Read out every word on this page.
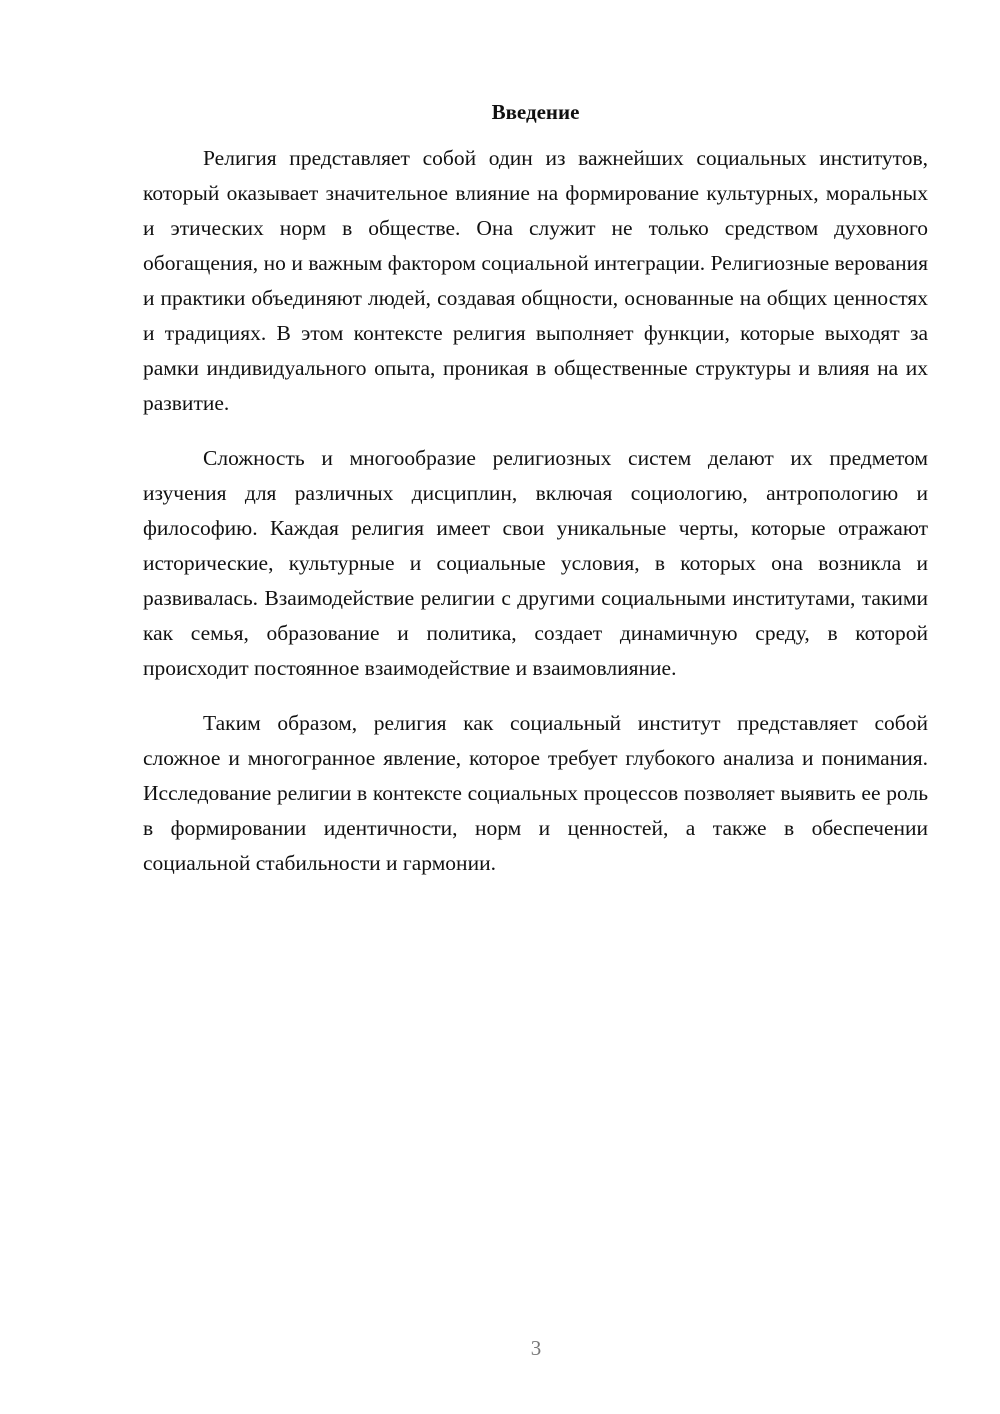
Введение

Религия представляет собой один из важнейших социальных институтов, который оказывает значительное влияние на формирование культурных, моральных и этических норм в обществе. Она служит не только средством духовного обогащения, но и важным фактором социальной интеграции. Религиозные верования и практики объединяют людей, создавая общности, основанные на общих ценностях и традициях. В этом контексте религия выполняет функции, которые выходят за рамки индивидуального опыта, проникая в общественные структуры и влияя на их развитие.

Сложность и многообразие религиозных систем делают их предметом изучения для различных дисциплин, включая социологию, антропологию и философию. Каждая религия имеет свои уникальные черты, которые отражают исторические, культурные и социальные условия, в которых она возникла и развивалась. Взаимодействие религии с другими социальными институтами, такими как семья, образование и политика, создает динамичную среду, в которой происходит постоянное взаимодействие и взаимовлияние.

Таким образом, религия как социальный институт представляет собой сложное и многогранное явление, которое требует глубокого анализа и понимания. Исследование религии в контексте социальных процессов позволяет выявить ее роль в формировании идентичности, норм и ценностей, а также в обеспечении социальной стабильности и гармонии.

3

> **TASK STATEMENT**: Return the full material word for word. Do not include the pictures.

> **RESPONSE BELOW**:
Read out every word on this page.
Введение

Религия представляет собой один из важнейших социальных институтов, который оказывает значительное влияние на формирование культурных, моральных и этических норм в обществе. Она служит не только средством духовного обогащения, но и важным фактором социальной интеграции. Религиозные верования и практики объединяют людей, создавая общности, основанные на общих ценностях и традициях. В этом контексте религия выполняет функции, которые выходят за рамки индивидуального опыта, проникая в общественные структуры и влияя на их развитие.

Сложность и многообразие религиозных систем делают их предметом изучения для различных дисциплин, включая социологию, антропологию и философию. Каждая религия имеет свои уникальные черты, которые отражают исторические, культурные и социальные условия, в которых она возникла и развивалась. Взаимодействие религии с другими социальными институтами, такими как семья, образование и политика, создает динамичную среду, в которой происходит постоянное взаимодействие и взаимовлияние.

Таким образом, религия как социальный институт представляет собой сложное и многогранное явление, которое требует глубокого анализа и понимания. Исследование религии в контексте социальных процессов позволяет выявить ее роль в формировании идентичности, норм и ценностей, а также в обеспечении социальной стабильности и гармонии.

3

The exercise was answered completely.